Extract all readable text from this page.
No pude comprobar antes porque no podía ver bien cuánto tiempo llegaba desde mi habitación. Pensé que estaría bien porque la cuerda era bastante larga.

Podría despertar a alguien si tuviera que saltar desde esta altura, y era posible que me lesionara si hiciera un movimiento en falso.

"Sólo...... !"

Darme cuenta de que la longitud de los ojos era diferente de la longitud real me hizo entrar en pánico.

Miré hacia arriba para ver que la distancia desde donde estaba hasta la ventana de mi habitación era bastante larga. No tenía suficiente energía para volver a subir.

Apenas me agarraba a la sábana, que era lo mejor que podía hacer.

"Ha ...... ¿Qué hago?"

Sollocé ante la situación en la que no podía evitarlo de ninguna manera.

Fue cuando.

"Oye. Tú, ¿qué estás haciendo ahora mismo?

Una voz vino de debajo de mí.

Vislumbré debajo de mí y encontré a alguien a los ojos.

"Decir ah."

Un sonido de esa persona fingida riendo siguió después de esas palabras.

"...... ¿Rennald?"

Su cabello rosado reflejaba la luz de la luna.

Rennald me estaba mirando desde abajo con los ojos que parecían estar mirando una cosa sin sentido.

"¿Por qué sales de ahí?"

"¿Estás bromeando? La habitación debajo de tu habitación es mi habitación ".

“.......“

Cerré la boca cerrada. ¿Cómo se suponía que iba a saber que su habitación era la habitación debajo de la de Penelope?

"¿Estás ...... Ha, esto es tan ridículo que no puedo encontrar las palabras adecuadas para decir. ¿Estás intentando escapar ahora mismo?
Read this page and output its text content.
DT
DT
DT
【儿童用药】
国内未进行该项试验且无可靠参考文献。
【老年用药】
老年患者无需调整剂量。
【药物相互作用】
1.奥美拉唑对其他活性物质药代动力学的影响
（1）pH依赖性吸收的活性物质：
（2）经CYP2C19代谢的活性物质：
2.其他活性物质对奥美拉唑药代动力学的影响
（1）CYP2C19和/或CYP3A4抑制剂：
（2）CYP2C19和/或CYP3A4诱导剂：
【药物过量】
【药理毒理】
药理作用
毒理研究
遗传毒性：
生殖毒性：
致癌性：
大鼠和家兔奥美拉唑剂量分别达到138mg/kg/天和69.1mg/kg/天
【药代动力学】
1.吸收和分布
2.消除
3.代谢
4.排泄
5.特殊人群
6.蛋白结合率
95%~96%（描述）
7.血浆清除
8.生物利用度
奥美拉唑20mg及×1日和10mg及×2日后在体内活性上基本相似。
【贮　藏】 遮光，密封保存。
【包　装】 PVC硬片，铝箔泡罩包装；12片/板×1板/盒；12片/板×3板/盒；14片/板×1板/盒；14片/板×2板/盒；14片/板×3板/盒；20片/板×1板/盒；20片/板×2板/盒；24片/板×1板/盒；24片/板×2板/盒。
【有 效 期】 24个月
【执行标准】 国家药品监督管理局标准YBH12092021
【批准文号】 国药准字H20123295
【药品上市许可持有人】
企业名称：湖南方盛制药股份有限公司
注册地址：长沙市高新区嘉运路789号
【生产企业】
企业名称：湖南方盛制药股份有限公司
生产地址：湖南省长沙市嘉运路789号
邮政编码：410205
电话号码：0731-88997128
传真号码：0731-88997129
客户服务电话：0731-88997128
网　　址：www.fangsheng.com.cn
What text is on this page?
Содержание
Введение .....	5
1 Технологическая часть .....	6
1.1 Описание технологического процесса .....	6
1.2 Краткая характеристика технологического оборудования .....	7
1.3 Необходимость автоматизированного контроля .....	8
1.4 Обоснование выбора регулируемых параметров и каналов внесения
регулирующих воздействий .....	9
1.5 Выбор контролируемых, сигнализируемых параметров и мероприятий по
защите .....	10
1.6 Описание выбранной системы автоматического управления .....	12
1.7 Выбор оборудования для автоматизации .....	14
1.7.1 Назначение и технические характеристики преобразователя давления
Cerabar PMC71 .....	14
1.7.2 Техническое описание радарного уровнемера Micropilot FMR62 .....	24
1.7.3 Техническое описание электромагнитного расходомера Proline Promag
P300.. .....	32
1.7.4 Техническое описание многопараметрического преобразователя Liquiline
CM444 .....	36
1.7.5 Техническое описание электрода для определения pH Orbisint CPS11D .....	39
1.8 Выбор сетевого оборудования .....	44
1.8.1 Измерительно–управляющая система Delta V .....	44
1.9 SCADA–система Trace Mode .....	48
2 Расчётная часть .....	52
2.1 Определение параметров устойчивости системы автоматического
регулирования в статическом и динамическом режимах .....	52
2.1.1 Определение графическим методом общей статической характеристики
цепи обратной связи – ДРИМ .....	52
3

**The request**
Transcribe all of the lines in the records precisely.

**Task solution**
Extract all readable text from this page.
No pude comprobar antes porque no podía ver bien cuánto tiempo llegaba desde mi habitación. Pensé que estaría bien porque la cuerda era bastante larga.

Podría despertar a alguien si tuviera que saltar desde esta altura, y era posible que me lesionara si hiciera un movimiento en falso.

"Sólo...... !"

Darme cuenta de que la longitud de los ojos era diferente de la longitud real me hizo entrar en pánico.

Miré hacia arriba para ver que la distancia desde donde estaba hasta la ventana de mi habitación era bastante larga. No tenía suficiente energía para volver a subir.

Apenas me agarraba a la sábana, que era lo mejor que podía hacer.

"Ha ...... ¿Qué hago?"

Sollocé ante la situación en la que no podía evitarlo de ninguna manera.

Fue cuando.

"Oye. Tú, ¿qué estás haciendo ahora mismo?

Una voz vino de debajo de mí.

Vislumbré debajo de mí y encontré a alguien a los ojos.

"Decir ah."

Un sonido de esa persona fingida riendo siguió después de esas palabras.

"...... ¿Rennald?"

Su cabello rosado reflejaba la luz de la luna.

Rennald me estaba mirando desde abajo con los ojos que parecían estar mirando una cosa sin sentido.

"¿Por qué sales de ahí?"

"¿Estás bromeando? La habitación debajo de tu habitación es mi habitación ".

“.......“

Cerré la boca cerrada. ¿Cómo se suponía que iba a saber que su habitación era la habitación debajo de la de Penelope?

"¿Estás ...... Ha, esto es tan ridículo que no puedo encontrar las palabras adecuadas para decir. ¿Estás intentando escapar ahora mismo?
Read this page and output its text content.
DT
DT
DT
【儿童用药】
国内未进行该项试验且无可靠参考文献。
【老年用药】
老年患者无需调整剂量。
【药物相互作用】
1.奥美拉唑对其他活性物质药代动力学的影响
（1）pH依赖性吸收的活性物质：
（2）经CYP2C19代谢的活性物质：
2.其他活性物质对奥美拉唑药代动力学的影响
（1）CYP2C19和/或CYP3A4抑制剂：
（2）CYP2C19和/或CYP3A4诱导剂：
【药物过量】
【药理毒理】
药理作用
毒理研究
遗传毒性：
生殖毒性：
致癌性：
大鼠和家兔奥美拉唑剂量分别达到138mg/kg/天和69.1mg/kg/天
【药代动力学】
1.吸收和分布
2.消除
3.代谢
4.排泄
5.特殊人群
6.蛋白结合率
95%~96%（描述）
7.血浆清除
8.生物利用度
奥美拉唑20mg及×1日和10mg及×2日后在体内活性上基本相似。
【贮　藏】 遮光，密封保存。
【包　装】 PVC硬片，铝箔泡罩包装；12片/板×1板/盒；12片/板×3板/盒；14片/板×1板/盒；14片/板×2板/盒；14片/板×3板/盒；20片/板×1板/盒；20片/板×2板/盒；24片/板×1板/盒；24片/板×2板/盒。
【有 效 期】 24个月
【执行标准】 国家药品监督管理局标准YBH12092021
【批准文号】 国药准字H20123295
【药品上市许可持有人】
企业名称：湖南方盛制药股份有限公司
注册地址：长沙市高新区嘉运路789号
【生产企业】
企业名称：湖南方盛制药股份有限公司
生产地址：湖南省长沙市嘉运路789号
邮政编码：410205
电话号码：0731-88997128
传真号码：0731-88997129
客户服务电话：0731-88997128
网　　址：www.fangsheng.com.cn
What text is on this page?
Содержание
Введение .....	5
1 Технологическая часть .....	6
1.1 Описание технологического процесса .....	6
1.2 Краткая характеристика технологического оборудования .....	7
1.3 Необходимость автоматизированного контроля .....	8
1.4 Обоснование выбора регулируемых параметров и каналов внесения
регулирующих воздействий .....	9
1.5 Выбор контролируемых, сигнализируемых параметров и мероприятий по
защите .....	10
1.6 Описание выбранной системы автоматического управления .....	12
1.7 Выбор оборудования для автоматизации .....	14
1.7.1 Назначение и технические характеристики преобразователя давления
Cerabar PMC71 .....	14
1.7.2 Техническое описание радарного уровнемера Micropilot FMR62 .....	24
1.7.3 Техническое описание электромагнитного расходомера Proline Promag
P300.. .....	32
1.7.4 Техническое описание многопараметрического преобразователя Liquiline
CM444 .....	36
1.7.5 Техническое описание электрода для определения pH Orbisint CPS11D .....	39
1.8 Выбор сетевого оборудования .....	44
1.8.1 Измерительно–управляющая система Delta V .....	44
1.9 SCADA–система Trace Mode .....	48
2 Расчётная часть .....	52
2.1 Определение параметров устойчивости системы автоматического
регулирования в статическом и динамическом режимах .....	52
2.1.1 Определение графическим методом общей статической характеристики
цепи обратной связи – ДРИМ .....	52
3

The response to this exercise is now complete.